*EXERCISE INSTRUCTIONS*. Check each line of the records below and collect those holding "ffffff".

*MATERIAL FOR THIS TASK*.
◇ ◇ ◇ ◇ ◇

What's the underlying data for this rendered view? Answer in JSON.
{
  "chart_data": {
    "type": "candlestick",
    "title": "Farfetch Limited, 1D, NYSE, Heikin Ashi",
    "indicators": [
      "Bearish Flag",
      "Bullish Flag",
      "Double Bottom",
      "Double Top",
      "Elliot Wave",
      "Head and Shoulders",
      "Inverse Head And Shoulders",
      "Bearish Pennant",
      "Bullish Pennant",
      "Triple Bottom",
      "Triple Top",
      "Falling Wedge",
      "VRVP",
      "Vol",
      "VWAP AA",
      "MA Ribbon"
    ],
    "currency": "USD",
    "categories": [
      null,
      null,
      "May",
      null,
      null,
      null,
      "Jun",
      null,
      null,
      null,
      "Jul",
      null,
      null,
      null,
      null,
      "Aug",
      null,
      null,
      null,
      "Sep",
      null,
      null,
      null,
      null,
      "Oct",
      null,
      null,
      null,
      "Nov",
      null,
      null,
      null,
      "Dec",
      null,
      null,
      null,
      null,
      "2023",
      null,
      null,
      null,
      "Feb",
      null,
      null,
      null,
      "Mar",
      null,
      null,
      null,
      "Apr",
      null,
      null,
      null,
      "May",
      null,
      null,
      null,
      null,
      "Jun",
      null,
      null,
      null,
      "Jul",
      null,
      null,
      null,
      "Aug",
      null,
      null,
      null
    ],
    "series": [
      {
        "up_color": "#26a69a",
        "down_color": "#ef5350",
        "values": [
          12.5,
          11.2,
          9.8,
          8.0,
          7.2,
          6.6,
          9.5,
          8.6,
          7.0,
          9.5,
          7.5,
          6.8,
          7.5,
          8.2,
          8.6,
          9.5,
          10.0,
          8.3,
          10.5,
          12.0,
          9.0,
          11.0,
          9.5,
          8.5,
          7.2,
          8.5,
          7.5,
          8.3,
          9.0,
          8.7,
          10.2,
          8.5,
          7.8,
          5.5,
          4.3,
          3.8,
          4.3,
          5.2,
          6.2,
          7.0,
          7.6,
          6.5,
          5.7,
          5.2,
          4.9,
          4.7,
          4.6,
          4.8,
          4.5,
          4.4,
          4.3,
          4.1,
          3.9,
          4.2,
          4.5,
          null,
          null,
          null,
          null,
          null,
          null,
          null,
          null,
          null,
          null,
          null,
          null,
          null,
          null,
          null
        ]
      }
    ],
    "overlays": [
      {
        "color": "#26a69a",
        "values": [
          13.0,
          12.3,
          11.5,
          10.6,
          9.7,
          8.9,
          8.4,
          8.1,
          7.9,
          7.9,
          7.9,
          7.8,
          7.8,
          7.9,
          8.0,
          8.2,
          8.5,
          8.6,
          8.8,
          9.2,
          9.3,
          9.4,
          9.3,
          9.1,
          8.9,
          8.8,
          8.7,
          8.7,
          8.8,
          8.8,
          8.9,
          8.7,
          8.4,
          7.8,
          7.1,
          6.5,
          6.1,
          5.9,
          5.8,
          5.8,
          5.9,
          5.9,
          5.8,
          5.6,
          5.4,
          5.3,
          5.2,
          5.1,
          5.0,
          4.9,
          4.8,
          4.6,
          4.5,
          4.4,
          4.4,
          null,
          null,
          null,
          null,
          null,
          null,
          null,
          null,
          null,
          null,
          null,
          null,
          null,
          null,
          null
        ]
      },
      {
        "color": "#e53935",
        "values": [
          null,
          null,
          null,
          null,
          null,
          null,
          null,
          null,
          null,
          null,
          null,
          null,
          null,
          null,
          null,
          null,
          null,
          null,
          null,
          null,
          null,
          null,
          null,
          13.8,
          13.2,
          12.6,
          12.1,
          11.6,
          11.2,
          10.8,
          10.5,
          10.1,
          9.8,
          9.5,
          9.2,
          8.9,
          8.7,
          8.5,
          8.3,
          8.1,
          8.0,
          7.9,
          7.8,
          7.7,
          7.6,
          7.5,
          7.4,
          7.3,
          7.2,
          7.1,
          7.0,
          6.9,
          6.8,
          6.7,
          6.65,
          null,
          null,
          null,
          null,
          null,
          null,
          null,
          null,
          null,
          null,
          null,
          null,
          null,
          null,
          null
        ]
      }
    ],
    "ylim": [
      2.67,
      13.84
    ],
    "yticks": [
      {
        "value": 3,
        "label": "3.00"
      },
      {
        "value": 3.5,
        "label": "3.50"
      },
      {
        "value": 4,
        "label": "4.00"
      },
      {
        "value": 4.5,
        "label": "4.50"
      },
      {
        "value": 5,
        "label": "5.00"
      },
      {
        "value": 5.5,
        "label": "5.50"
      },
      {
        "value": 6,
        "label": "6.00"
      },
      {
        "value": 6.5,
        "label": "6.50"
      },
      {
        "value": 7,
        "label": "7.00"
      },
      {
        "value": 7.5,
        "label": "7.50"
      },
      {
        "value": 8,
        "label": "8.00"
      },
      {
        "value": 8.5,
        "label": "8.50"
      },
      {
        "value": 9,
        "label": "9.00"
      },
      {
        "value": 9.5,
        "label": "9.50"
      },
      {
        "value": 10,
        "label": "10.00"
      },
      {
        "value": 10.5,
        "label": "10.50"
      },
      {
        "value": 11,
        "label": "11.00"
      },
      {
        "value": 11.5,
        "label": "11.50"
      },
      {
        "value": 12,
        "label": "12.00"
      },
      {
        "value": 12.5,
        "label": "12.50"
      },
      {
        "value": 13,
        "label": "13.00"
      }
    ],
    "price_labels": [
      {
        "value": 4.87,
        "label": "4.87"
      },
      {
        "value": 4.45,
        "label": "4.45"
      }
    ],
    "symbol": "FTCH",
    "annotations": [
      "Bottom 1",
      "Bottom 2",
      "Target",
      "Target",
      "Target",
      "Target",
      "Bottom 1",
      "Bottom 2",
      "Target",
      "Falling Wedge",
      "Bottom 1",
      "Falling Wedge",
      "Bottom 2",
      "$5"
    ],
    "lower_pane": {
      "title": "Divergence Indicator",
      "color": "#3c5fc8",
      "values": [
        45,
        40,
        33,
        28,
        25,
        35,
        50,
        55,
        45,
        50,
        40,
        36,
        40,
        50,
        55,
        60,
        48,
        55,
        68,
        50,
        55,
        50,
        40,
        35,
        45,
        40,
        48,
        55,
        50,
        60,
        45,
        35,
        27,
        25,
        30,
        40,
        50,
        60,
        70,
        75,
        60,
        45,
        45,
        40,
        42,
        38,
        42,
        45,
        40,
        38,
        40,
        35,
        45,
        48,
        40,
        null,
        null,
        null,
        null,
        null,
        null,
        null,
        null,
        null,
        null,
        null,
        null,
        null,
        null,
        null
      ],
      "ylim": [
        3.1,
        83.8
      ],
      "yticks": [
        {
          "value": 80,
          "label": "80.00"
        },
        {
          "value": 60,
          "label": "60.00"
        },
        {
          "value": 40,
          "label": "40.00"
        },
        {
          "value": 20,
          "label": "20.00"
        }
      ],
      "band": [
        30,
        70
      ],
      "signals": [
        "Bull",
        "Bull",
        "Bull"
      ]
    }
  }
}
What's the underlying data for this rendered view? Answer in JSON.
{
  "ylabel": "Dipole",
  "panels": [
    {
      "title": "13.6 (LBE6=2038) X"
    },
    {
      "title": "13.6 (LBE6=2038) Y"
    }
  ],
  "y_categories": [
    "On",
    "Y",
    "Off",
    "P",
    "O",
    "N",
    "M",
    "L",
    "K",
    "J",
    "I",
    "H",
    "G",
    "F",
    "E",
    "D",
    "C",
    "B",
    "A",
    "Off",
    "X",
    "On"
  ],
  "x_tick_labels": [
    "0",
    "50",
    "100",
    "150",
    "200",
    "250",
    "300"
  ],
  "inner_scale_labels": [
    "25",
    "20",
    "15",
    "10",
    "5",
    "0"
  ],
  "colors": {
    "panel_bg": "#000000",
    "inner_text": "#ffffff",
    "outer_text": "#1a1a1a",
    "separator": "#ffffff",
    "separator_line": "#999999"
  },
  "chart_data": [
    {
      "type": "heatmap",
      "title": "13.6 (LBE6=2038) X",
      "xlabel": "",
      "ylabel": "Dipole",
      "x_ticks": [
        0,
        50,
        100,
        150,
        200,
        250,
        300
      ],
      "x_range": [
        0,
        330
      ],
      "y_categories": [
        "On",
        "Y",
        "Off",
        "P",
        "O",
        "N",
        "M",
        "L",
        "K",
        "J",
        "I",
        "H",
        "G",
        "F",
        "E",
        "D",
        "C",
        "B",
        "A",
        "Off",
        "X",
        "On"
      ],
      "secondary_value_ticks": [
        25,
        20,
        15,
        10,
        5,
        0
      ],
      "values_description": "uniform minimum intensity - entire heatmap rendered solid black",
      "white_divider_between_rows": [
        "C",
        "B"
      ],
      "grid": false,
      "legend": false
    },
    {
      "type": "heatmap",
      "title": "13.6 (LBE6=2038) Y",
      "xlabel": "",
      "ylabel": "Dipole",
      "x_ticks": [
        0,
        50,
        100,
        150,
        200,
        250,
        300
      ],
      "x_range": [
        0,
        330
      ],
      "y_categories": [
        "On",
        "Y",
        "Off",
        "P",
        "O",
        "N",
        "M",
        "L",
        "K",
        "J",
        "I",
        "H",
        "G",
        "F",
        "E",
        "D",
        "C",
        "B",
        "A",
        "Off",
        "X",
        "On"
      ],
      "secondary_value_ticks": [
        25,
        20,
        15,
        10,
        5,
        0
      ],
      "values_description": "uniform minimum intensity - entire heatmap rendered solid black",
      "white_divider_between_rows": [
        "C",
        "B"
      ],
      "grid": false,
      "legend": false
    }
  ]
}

◇ ◇ ◇ ◇ ◇

*TASK RESULT*.
    "inner_text": "#ffffff",
    "separator": "#ffffff",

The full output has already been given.